>> begin

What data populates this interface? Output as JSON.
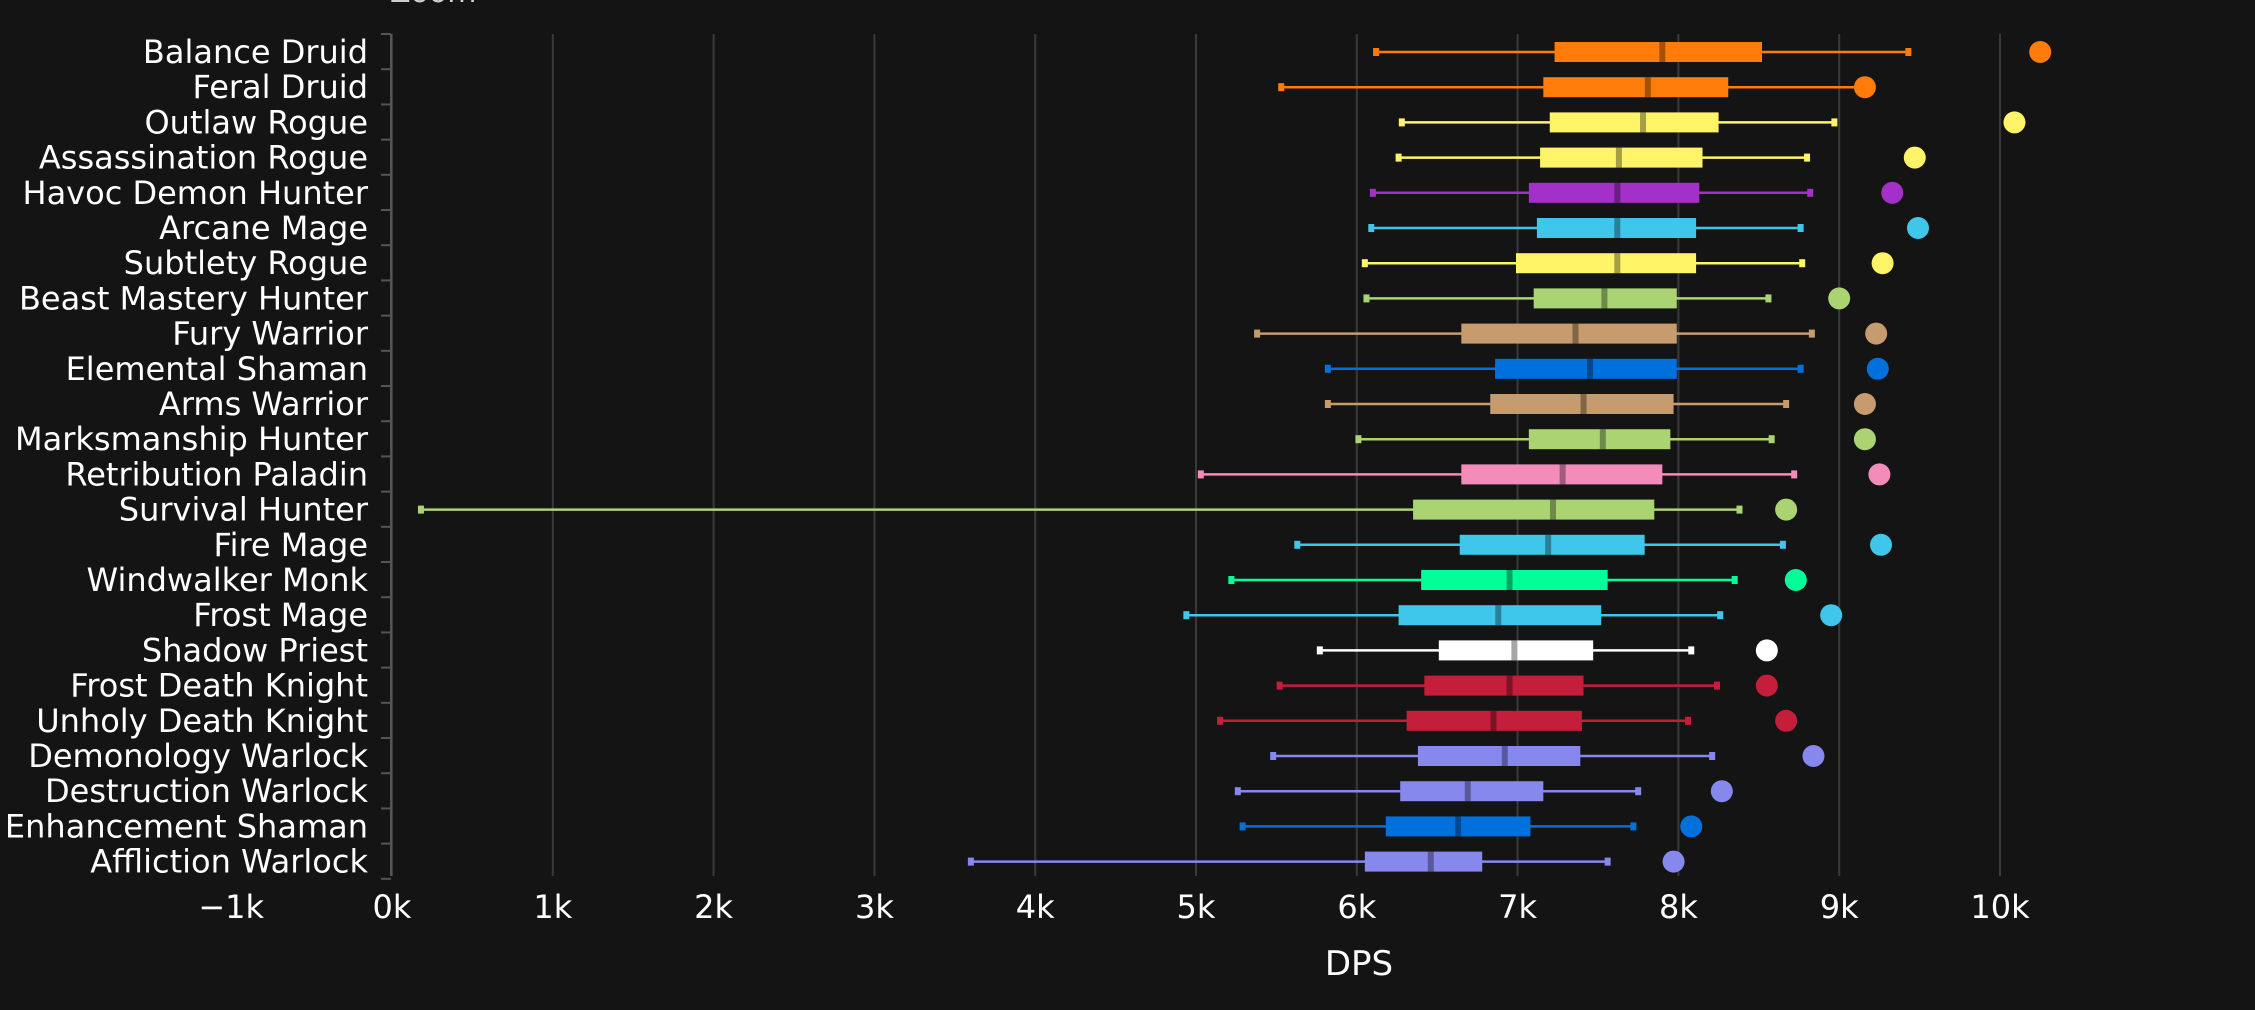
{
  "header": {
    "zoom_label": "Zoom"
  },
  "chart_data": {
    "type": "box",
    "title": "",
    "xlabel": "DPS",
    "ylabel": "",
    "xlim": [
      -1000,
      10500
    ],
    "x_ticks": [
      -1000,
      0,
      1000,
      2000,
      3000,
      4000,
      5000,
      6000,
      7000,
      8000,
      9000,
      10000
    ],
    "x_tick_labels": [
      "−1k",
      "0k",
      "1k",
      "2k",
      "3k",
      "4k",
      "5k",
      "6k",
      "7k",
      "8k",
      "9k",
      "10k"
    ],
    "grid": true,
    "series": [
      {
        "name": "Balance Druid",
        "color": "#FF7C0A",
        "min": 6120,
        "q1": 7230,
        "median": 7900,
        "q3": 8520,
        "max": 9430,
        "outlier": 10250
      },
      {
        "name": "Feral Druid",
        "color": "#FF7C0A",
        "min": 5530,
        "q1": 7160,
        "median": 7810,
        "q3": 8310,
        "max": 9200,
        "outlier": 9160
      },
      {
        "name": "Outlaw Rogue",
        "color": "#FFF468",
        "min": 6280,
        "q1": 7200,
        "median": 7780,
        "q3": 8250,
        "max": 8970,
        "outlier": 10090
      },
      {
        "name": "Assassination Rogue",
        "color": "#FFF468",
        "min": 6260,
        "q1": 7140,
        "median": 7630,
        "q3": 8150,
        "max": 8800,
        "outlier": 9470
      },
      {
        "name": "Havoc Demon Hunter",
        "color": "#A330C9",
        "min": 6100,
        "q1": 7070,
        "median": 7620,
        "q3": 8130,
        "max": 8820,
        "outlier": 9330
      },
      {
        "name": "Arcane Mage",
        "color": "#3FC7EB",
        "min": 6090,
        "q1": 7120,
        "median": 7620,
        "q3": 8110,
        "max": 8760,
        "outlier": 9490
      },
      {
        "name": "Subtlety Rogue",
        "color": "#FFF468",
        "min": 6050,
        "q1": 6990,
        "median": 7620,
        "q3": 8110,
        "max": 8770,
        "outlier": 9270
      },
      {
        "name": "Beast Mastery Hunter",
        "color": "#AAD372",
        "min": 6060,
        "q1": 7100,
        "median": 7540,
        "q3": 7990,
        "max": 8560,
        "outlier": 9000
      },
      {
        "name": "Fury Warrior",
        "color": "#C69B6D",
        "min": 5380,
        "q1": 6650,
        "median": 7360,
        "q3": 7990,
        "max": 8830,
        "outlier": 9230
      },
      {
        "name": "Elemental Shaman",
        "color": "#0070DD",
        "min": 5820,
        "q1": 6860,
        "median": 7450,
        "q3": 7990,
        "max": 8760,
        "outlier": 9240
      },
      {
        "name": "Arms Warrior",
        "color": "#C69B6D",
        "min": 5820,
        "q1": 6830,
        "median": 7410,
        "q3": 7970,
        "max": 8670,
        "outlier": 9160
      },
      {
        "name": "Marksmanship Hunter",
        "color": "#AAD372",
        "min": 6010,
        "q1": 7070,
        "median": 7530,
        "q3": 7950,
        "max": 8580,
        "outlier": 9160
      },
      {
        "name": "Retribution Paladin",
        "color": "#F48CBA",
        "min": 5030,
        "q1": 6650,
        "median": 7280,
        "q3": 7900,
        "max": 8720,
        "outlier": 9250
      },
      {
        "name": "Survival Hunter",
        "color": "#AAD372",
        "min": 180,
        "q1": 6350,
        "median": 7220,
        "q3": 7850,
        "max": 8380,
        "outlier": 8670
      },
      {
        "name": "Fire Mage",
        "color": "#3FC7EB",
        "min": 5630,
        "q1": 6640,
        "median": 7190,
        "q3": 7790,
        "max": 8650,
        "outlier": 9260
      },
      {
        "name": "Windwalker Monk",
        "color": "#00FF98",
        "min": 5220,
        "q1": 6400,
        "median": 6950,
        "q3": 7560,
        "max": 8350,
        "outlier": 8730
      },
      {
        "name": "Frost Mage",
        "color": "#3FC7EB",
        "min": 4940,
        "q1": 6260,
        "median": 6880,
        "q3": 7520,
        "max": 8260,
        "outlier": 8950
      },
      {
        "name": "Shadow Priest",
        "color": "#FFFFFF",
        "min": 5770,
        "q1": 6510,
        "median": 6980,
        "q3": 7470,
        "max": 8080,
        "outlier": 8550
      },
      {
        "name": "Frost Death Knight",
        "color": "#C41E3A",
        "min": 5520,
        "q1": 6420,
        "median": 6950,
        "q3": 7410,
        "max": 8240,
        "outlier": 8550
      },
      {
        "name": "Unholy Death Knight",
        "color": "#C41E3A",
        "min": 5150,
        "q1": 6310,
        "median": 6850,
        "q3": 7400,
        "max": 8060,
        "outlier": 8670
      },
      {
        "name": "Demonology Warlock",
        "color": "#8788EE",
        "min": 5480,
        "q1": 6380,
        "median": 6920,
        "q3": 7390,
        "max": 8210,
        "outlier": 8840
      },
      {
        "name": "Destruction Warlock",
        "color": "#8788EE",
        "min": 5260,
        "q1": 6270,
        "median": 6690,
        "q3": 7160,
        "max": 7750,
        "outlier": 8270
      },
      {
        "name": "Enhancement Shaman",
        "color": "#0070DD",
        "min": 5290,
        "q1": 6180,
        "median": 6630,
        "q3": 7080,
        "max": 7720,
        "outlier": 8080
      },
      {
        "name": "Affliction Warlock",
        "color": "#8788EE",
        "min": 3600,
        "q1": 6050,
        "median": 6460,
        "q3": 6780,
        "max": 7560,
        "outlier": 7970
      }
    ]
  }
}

>> end
>> begin

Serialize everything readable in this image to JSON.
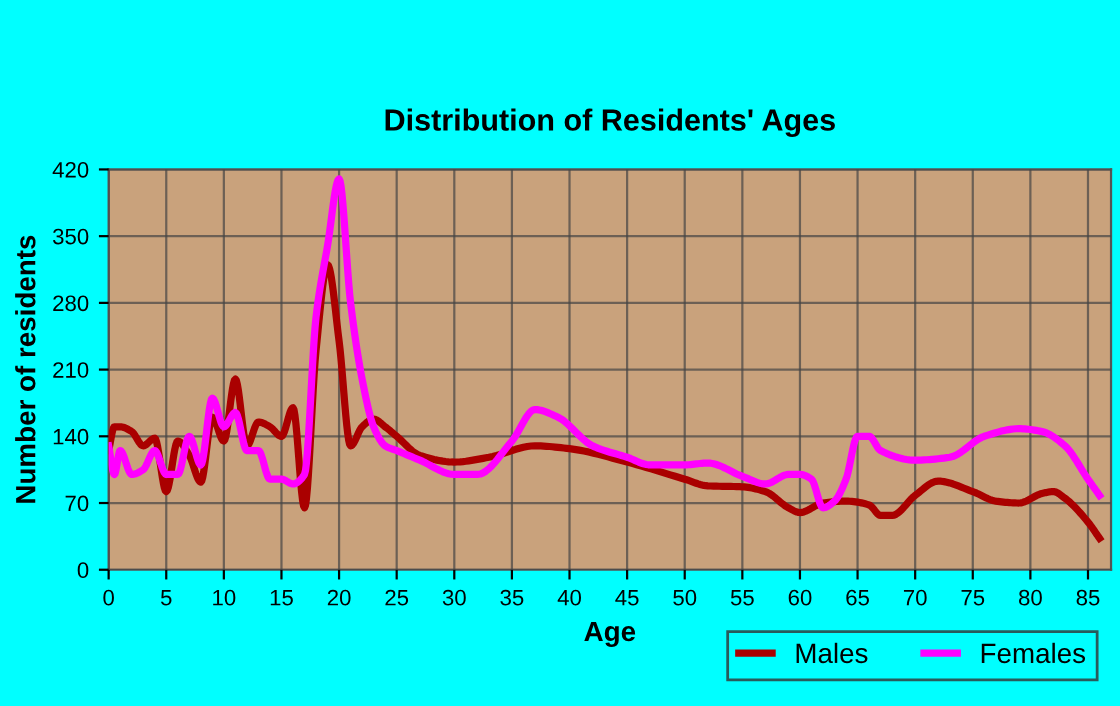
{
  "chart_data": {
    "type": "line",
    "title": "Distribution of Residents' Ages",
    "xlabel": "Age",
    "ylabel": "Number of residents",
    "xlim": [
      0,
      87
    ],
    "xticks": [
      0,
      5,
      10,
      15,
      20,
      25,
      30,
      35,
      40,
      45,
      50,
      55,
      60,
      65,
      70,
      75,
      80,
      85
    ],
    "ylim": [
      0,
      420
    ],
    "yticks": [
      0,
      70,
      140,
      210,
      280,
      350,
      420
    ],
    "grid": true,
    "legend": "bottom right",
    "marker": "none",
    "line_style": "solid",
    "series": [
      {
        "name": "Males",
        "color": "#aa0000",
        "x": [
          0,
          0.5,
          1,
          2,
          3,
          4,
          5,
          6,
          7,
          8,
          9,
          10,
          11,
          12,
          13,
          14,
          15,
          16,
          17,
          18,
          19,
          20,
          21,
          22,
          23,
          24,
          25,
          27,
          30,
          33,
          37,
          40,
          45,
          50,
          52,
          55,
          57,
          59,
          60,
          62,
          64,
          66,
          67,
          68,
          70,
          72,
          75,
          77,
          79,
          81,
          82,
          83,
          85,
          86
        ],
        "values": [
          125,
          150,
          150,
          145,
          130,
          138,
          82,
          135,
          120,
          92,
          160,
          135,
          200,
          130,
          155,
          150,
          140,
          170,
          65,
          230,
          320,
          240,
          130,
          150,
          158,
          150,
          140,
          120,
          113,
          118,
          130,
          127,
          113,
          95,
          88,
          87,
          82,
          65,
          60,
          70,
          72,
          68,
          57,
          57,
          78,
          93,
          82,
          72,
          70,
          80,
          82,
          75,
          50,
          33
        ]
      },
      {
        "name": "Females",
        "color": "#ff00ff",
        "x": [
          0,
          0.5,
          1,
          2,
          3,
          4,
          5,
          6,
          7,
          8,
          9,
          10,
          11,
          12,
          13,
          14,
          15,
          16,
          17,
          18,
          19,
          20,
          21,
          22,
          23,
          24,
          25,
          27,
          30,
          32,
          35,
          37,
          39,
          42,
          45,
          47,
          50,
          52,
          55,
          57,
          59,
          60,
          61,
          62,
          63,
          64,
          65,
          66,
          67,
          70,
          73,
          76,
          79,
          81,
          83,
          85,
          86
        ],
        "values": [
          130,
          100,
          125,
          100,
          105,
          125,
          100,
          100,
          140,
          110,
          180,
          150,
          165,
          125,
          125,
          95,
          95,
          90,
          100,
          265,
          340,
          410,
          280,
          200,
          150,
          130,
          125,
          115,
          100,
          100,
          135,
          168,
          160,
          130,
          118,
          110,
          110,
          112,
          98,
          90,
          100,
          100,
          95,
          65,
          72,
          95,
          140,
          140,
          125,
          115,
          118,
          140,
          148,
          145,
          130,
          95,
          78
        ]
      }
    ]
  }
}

>> end
>> begin

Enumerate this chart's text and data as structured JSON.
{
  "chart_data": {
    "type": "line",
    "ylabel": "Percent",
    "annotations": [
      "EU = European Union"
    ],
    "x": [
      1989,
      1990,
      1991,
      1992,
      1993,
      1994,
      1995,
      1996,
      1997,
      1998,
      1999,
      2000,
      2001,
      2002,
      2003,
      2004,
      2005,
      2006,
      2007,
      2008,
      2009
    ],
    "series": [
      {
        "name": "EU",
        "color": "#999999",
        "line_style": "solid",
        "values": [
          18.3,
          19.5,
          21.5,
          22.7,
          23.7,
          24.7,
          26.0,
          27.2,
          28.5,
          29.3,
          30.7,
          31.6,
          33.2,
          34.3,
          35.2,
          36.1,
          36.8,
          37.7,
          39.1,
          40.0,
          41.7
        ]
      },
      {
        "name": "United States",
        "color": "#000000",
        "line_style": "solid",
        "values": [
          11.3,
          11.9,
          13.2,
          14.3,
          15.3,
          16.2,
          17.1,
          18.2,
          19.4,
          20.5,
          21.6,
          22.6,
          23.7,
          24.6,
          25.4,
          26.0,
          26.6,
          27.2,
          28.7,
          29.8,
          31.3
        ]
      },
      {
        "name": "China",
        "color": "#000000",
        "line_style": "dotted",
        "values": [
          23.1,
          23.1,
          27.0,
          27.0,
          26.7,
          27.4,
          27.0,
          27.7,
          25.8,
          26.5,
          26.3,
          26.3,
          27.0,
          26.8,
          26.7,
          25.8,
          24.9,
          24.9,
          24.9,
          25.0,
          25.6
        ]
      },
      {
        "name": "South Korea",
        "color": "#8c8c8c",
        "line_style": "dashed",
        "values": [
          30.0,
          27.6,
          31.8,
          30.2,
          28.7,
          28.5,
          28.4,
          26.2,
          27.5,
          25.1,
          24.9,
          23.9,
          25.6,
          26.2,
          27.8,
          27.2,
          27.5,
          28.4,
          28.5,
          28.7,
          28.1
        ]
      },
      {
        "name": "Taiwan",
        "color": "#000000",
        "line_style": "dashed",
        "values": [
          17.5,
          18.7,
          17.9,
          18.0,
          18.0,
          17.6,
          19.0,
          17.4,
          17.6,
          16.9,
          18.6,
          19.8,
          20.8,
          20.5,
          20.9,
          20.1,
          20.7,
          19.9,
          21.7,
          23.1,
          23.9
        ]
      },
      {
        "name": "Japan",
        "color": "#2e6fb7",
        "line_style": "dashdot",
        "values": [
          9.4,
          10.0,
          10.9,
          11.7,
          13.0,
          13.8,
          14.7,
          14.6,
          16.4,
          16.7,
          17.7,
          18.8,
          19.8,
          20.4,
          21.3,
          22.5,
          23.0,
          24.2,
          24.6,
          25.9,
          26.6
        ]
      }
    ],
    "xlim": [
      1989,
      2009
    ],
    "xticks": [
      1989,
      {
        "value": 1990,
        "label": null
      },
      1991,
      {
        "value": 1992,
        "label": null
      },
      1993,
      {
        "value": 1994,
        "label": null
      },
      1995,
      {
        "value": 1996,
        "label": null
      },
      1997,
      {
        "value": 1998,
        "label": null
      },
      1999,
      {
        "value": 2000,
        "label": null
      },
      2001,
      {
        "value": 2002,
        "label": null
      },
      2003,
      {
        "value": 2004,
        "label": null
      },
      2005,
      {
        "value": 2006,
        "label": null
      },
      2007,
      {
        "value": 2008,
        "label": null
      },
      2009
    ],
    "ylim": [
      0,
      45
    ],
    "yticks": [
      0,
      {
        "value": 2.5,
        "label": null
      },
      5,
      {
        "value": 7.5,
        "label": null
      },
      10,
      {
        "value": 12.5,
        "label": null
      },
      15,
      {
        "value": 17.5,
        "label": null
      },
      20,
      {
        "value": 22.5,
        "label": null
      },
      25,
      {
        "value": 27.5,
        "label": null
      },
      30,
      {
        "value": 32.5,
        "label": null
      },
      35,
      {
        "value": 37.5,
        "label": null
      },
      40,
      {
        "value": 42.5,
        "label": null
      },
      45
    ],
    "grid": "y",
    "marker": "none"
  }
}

>> end

#### Aim of the task
Of the lines in this listing, report how many contain the string "Warlock", and give the number only.

#### Full solution
3